Start Document section

Based on results from the first geranium crop (‘Fantasia Cardinal Red’), the grower reduced the initial θ set point for the sensor-based automated irrigation system in subsequent crops (Fig. 1B and C) to 10% θ (‘Fantasia Shocking Pink’) and 12% θ (‘Fantasia Salmon’). Despite the lowered initial θ set point, the grower continued to increase θ set points over the course of production. In direct comparison with timer-controlled irrigation, an additional 325 L of total irrigation water, or 4.10 L per plant, was used by the sensor-based automated irrigation system to produce the cultivar Fantasia Salmon, whereas an additional 327 L, or 4.12 L per plant, was used to produce the cultivar Fantasia Shocking Pink. In cultivar Fantasia Salmon (week 15 to week 20), the sensor-based irrigation system produced plants with a 14% larger (P < 0.01) growth index, averaging 11,687 ± 404 cm3 at market ready compared with timer-controlled plants that averaged 10,245 ± 313 cm3. Growth indexes from plants grown with sensor-based automated irrigation were 28% larger (P < 0.01) when market ready in ‘Fantasia Shocking Pink’ (week 15 to week 21), averaging 16,747 ± 745 cm3, whereas timer-controlled plants averaged 13,048 ± 634 cm3. Flower counts were equivalent between the two irrigation treatments in both ‘Fantasia Salmon’ (P = 0.49) and ‘Fantasia Shocking Pink’ (P = 0.72) (Fig. 2).

End Document section
Start Material shown

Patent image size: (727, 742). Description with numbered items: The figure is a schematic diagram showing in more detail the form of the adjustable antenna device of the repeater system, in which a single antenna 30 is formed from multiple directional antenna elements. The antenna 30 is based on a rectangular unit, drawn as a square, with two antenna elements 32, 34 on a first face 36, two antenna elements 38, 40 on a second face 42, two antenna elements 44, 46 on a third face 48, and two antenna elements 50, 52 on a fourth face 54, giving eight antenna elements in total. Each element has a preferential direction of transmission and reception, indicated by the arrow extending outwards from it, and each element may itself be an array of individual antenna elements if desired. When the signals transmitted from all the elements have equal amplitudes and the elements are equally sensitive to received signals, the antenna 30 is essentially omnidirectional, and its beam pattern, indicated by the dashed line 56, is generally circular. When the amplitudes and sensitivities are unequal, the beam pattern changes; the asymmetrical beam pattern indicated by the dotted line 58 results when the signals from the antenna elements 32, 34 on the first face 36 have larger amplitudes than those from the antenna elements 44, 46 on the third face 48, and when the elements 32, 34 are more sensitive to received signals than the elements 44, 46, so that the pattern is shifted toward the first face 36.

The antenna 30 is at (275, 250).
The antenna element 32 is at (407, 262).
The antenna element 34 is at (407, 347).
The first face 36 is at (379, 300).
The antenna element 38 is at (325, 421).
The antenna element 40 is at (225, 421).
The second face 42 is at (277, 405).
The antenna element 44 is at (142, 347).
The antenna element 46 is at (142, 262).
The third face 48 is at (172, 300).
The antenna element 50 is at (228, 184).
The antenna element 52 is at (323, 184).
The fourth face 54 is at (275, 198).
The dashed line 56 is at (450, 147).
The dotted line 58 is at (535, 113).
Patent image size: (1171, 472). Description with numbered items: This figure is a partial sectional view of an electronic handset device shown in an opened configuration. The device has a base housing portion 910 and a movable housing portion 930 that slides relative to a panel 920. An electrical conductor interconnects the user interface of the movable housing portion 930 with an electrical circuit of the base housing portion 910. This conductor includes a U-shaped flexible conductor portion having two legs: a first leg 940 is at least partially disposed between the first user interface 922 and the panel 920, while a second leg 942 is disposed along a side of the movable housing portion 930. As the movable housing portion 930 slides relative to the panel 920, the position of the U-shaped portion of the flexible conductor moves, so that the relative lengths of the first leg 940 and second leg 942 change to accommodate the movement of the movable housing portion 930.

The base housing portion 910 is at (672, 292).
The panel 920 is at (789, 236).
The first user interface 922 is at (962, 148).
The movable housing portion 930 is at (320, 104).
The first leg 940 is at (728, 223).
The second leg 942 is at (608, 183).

End Material shown

Required tasks:
**1.** Answer these questions from the geranium irrigation passage:
(a) What initial θ set point did the grower use for 'Fantasia Shocking Pink'?
(b) How much additional irrigation water per plant did the sensor-based system use to produce 'Fantasia Salmon'?
(c) What was the average growth index of timer-controlled plants of 'Fantasia Shocking Pink' at market ready?
**2.** Report how many lines of the entries contain the word "interface". Case counts. Give only the number.

Solutions for each task:
**1.**
(a) 10% θ
(b) 4.10 L per plant
(c) 13,048 ± 634 cm3

**2.** 2